— start of Records supplied —

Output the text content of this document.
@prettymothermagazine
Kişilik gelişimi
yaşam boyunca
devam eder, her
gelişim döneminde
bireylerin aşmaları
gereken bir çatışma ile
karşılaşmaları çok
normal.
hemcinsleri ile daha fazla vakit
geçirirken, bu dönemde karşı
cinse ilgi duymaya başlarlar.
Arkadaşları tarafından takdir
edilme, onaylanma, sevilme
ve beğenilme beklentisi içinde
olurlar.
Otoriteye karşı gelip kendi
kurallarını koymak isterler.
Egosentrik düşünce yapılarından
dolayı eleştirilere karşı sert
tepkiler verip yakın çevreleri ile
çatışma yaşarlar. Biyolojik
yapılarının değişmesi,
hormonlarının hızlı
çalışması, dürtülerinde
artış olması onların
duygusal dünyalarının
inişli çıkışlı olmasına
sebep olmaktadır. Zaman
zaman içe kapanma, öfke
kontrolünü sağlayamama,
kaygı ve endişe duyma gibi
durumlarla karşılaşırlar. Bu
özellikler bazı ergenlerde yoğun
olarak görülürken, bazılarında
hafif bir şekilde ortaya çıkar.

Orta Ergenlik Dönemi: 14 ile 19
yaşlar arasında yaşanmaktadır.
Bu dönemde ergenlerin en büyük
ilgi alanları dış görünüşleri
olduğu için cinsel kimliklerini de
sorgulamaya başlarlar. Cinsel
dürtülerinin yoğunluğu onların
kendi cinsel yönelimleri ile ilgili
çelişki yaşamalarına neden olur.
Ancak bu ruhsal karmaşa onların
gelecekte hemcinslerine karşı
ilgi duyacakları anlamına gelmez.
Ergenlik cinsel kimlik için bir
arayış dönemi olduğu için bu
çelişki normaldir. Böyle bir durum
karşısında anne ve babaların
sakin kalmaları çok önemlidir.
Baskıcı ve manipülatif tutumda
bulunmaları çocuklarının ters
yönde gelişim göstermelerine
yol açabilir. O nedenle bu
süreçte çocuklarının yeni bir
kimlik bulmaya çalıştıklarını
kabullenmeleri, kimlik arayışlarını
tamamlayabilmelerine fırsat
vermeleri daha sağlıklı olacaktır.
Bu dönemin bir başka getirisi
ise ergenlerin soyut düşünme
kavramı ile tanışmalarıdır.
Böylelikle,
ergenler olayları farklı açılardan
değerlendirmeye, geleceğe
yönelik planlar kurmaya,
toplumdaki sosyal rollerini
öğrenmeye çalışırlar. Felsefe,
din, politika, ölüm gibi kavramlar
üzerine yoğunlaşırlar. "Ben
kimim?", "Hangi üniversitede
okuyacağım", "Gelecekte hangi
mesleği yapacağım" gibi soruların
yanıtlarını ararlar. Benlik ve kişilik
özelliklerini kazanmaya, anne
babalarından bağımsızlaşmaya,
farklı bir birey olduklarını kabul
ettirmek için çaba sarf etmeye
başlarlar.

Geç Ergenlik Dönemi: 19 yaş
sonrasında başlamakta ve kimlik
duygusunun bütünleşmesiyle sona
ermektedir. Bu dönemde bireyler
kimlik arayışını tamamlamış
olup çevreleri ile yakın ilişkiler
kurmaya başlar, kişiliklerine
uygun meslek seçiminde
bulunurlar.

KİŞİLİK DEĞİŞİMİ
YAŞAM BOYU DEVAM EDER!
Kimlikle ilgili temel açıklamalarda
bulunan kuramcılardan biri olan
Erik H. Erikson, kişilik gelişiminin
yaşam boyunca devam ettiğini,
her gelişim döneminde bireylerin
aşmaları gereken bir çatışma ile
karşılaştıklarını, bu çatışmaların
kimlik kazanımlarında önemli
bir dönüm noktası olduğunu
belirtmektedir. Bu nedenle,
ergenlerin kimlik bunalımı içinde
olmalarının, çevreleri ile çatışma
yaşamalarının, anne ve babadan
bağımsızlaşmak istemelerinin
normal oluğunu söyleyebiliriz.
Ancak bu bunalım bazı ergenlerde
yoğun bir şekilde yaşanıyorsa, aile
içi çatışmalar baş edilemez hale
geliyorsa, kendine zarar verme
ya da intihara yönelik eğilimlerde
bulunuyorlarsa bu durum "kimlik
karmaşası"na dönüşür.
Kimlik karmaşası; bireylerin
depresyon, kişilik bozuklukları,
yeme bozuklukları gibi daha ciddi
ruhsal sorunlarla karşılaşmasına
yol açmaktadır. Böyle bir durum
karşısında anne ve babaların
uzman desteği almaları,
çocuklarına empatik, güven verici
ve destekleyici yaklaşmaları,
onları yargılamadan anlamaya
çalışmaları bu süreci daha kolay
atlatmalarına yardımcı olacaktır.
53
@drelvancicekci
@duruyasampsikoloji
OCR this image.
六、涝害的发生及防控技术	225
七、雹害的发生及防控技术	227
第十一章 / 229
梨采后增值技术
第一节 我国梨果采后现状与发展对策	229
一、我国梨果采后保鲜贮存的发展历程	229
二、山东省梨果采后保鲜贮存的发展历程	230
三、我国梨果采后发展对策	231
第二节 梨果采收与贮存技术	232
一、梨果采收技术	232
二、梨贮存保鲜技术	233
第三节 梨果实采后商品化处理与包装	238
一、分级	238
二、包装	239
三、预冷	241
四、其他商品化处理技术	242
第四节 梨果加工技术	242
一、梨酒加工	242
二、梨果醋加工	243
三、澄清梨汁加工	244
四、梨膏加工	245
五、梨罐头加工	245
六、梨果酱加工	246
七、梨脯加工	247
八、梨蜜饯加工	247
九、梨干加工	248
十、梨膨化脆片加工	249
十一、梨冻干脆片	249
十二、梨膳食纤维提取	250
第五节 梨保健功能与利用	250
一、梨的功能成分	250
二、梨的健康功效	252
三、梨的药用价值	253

— end of Records supplied —

## Short task
Look through the listing above. Pick out each line with "dönemde" and copy it.

## Task response
geçirirken, bu dönemde karşı
Bu dönemde ergenlerin en büyük
ermektedir. Bu dönemde bireyler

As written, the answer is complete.